GIVEN TEXT>
Ironically, not verifying if this is indeed true, and not knowing why Canon might be issuing the recall, is what will create this firestorm you want to avoid. Just saying...


----------



## Daniel Flather (Apr 12, 2012)

*Re: Canon EOS 5D Mark III Recall?*



Wrathwilde said:


> eeek said:
> 
> 
> > My best friend's sister's boyfriend's brother's girlfriend heard from this guy who knows this kid who's going with the girl who saw the 5D3's light leak at 31 Flavors last night. I guess it's pretty serious.
> ...




+1000000000000000000000


----------



## marekjoz (Apr 12, 2012)

*Re: Canon EOS 5D Mark III Recall?*

I'm pretty sure that Ken Rockwell's review forced Canon this recall


----------



## waving_odd (Apr 12, 2012)

*Re: Canon EOS 5D Mark III Recall?*



Daniel Flather said:


> altenae said:
> 
> 
> > IS sound issue with the 200 & 800mm perhaps.
> ...



No matter how few owners there are, if that problem exists and it's a mechanical problem that needs to be fixed in the camera, they have to recall everything out there right? It doesn't make sense to me if they just recall from those who have the lenses in question. So you'd prefer to send in yours later when you plan to get 200 f/2 IS ?

SUPPLIED INFORMATION>
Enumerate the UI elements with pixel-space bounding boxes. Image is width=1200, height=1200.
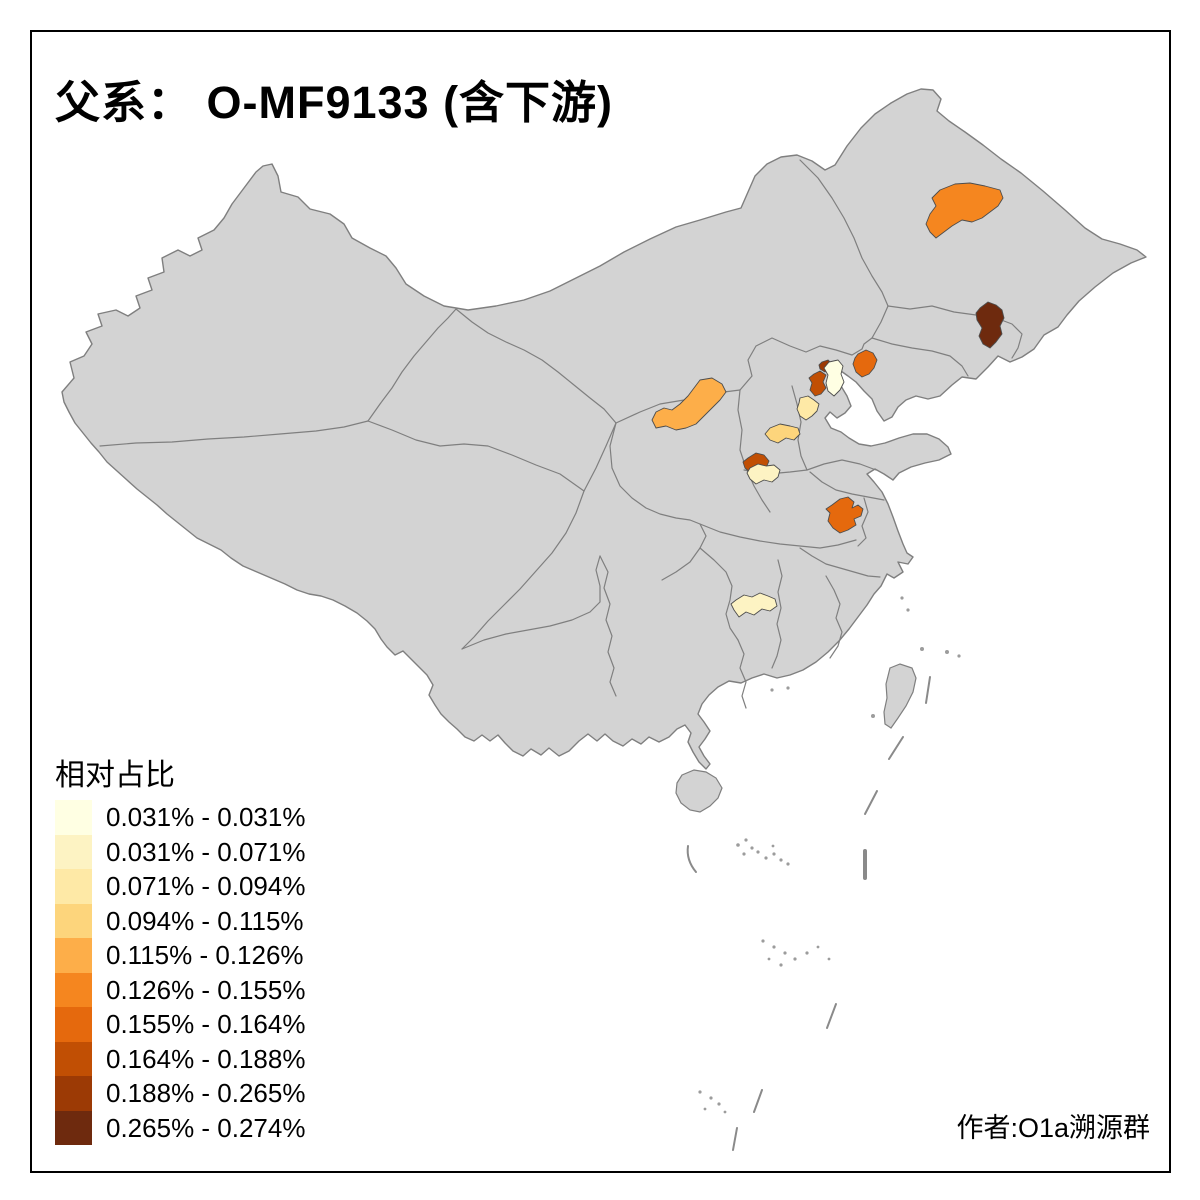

WRITTEN EXERCISE 1>
Answer these about the forum thread on the Canon EOS 5D Mark III recall:
(a) Who posted that Ken Rockwell's review forced the recall?
(b) Which lenses did altenae link to an IS sound issue?
(c) Where was the 5D3's light leak supposedly seen?
WRITTEN EXERCISE 2> Which forum usernames appear in the recall thread, whether as a post's author or as the author of a quoted post?
WRITTEN EXERCISE 3> Can you carry on the forum thread about the Canon EOS 5D Mark III recall with the next reply?
You won't need the lines for any of this.

FINAL ANSWER 1>
(a) marekjoz
(b) The 200 & 800mm
(c) At 31 Flavors

FINAL ANSWER 2>
- Daniel Flather
- Wrathwilde
- eeek
- marekjoz
- waving_odd
- altenae

FINAL ANSWER 3>
----------



## well_dunno (Apr 12, 2012)

*Re: Canon EOS 5D Mark III Recall?*

I recall Ferrari paid a fortune to get one of their cars back from an owner who tried to convert its engine to run on LPG.

Perhaps Canon is worried about the AA filter surgeries? ;D I kid of course...


----------



## avangardphoto (Apr 12, 2012)

*Re: Canon EOS 5D Mark III Recall?*

That sounds bad.
Mario

www.avangardphoto.com


----------



## marekjoz (Apr 12, 2012)

*Re: Canon EOS 5D Mark III Recall?*



avangardphoto said:


> That sounds bad.
> Mario
> 
> www.avangardphoto.com



That's Canon not Ferrari - it looks bad, not sounds bad


----------



## Inwardlens (Apr 12, 2012)

*Re: Canon EOS 5D Mark III Recall?*

I am just thinking happy thoughts: either not true, or it only applies to one batch.


----------



## awinphoto (Apr 12, 2012)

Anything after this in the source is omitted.